----- Excerpted passage -----

All I have to say is that the examples cited in the article itself don't seem to point to publishing houses outsourcing editorial responsibilities, but to authors who, for whatever personal reasons, hire freelancers to give their manuscripts the once-over or perform functions ranging from moral support to book doctoring. This anecdote about "one female thirtysomething author who didn't want to be identified... for fear of invoking the wrath of the powerful publisher to which she recently sold a proposal for her first novel" struck me as particularly amusing:

"'Charlotte' was ecstatic upon news of a healthy advance, but the euphoria didn't last long. 'I'd never written a book before,' she said. 'I had one meeting with them at the beginning'--picture a boardroom full of faceless executives--'and they said, "How do you like to work?", and I said, "I donít know, Iíve never written a book before!" So they said they'd prefer I just turn in a manuscript in seven months"--only then would they assign her an editor. Translation: seven lonely months of first-time book-writing with no one available to hash out plot twists, field phone calls or reassure her she was on the right track."

What Observer reporter Sheelah Kolhatkar gets out of this story and what I get out of it are two different things. I see a woman who managed, without any discernible writing experience, to convince somebody to pay her a "healthy advance" for a book that barely seems to have existed in outline form--in other words, somebody who just got the struggling writer's equivalent of the dream deal--and she's managed to find something to complain about. Mind you, I'm mildly curious as to what publisher would be willing to give an advance like that to self-admittedly unproven talent; my guess is that she might possibly be somebody from the world of magazines, which would account for their apparent belief that she was capable of writing...and maybe the allusion to the Bronte sisters is a clue, too. If it's the book that first sprang to my mind, I'd have to say I thought she did a pretty good job of it, but the article seems to suggest the novel was not, in fact, published earlier this year, so who knows?

-----

▶ _Set of tasks_
a) Decide whether each statement agrees with the passage on authors hiring freelance editors, answering yes or no and quoting the exact words of the passage that settle it. (i) The writer thinks the article's examples show publishing houses outsourcing editorial work. (ii) The publisher planned to assign Charlotte an editor only after she turned in a manuscript. (iii) The writer is mildly curious about which publisher gave the advance.
b) Translate this sentence from the passage on authors hiring freelance editors into Spanish: "What Observer reporter Sheelah Kolhatkar gets out of this story and what I get out of it are two different things."
c) Please write what comes next in the passage on authors hiring freelance editors, picking up after its final sentence.
The data that follow have no connection to the passage on authors hiring freelance editors.

----- Record excerpts -----

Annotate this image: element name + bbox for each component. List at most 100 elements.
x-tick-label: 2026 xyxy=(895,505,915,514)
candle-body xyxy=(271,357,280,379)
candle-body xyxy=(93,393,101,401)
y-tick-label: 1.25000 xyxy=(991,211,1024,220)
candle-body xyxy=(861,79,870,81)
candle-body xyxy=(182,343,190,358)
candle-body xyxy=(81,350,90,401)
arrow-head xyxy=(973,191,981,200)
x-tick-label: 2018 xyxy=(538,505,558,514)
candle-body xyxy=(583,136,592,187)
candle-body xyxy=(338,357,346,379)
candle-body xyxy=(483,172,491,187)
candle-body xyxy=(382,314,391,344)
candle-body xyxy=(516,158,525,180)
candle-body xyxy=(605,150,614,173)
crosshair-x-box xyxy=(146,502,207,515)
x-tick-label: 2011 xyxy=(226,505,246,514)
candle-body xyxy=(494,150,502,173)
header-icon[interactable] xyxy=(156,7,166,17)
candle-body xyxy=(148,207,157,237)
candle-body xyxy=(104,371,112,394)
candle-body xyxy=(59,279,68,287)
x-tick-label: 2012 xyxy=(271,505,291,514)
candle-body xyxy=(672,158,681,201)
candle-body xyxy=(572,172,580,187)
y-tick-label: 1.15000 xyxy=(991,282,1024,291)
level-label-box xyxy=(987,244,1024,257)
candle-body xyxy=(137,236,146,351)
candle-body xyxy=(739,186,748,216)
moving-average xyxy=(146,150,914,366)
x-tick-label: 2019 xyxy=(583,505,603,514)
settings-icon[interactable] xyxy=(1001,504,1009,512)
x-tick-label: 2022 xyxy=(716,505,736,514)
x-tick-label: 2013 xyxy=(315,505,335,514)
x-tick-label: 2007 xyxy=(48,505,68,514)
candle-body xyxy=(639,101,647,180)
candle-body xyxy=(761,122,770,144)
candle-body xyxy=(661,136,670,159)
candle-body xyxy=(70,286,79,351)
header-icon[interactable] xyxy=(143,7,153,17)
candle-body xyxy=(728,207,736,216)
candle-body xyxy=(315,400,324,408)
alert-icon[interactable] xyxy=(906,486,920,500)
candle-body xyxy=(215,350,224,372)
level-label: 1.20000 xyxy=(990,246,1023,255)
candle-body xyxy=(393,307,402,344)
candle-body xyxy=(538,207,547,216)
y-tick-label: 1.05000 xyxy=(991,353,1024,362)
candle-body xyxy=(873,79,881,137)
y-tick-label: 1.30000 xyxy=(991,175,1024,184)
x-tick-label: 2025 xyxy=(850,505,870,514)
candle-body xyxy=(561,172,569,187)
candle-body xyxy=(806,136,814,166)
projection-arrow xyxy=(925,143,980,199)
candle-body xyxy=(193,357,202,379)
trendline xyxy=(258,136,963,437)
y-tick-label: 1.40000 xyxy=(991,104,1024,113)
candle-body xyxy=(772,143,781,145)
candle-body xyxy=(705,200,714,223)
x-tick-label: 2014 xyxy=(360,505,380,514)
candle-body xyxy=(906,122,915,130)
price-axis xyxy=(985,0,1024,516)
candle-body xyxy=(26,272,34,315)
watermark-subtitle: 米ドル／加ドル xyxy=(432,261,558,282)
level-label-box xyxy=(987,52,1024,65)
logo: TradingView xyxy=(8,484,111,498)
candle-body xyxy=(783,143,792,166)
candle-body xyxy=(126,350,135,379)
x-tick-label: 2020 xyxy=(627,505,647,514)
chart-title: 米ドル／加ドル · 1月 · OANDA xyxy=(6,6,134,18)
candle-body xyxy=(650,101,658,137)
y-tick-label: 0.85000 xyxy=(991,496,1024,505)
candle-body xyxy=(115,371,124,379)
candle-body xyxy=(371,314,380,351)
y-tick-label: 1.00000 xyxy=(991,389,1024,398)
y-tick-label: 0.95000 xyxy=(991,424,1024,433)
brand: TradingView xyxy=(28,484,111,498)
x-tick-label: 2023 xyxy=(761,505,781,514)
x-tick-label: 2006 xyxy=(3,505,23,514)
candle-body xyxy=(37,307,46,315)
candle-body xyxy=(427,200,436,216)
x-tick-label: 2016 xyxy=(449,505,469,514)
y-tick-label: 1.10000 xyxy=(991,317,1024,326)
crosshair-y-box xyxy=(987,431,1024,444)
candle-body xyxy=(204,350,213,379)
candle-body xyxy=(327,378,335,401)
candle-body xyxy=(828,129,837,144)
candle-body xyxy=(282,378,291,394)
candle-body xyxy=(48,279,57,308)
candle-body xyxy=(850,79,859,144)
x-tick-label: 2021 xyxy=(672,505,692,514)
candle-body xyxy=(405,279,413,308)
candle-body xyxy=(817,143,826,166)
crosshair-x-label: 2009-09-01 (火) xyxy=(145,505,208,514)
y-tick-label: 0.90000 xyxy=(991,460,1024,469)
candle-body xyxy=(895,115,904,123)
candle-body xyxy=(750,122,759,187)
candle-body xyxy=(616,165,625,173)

-----

▶ _Answers by task_
a)
(i) No: "the examples cited in the article itself don't seem to point to publishing houses outsourcing editorial responsibilities"
(ii) Yes: "only then would they assign her an editor"
(iii) Yes: "I'm mildly curious as to what publisher would be willing to give an advance like that to self-admittedly unproven talent"

b) Lo que la reportera del Observer Sheelah Kolhatkar saca de esta historia y lo que saco yo son dos cosas distintas.

c)
But having just turned in a nonfiction manuscript myself, I do have some recent direct experience to draw upon in framing my response, and I basically feel that I got plenty of hands-on editorial attention. Now, I happened to turn in chapters as they were completed, specifically so my editor could take me to lunch a week after I finished the first two or three and go over each page as we hammered out a version of my "voice" that conformed to a decent literate standard while retaining my idiosyncracies...and, more importantly, keeping the emphasis on the objective facts about the movies I discuss rather than my personal opinions (though I did manage to slip in a defense of 1941 anyway). After that, I felt that I had a pretty good feel for what she wanted on the macrolevel, and so ensuing conversations were largely about what films I'd include, what my sidebars were going to be, whether I'd get all the interviews I wanted, and so on.

They did hire an outside designer, which the Observer might consider outsourcing, but seeing as Roger Gorman won a Grammy for his art direction on David Bowie's Sound + Vision compilation, I think their decision works in my favor. No, scratch that, I've seen the prelims and I know I've got the best deal imaginable. Maybe my experience is atypical, but I honestly don't see what all this "outsourcing" fuss is about.

Comments

A defense of 1941??? Now that alone will be worth the cover price!! (And here I thought this was a work of non-fiction!)

Posted by: TEV at December 16, 2004 01:41 PM

Well, to be honest, all I really say in the book is that the film may be unfairly maligned as Spielberg's worst, or some such. Whatever the exact phrasing is--and yeah I know I could look it up--it's only a casual aside.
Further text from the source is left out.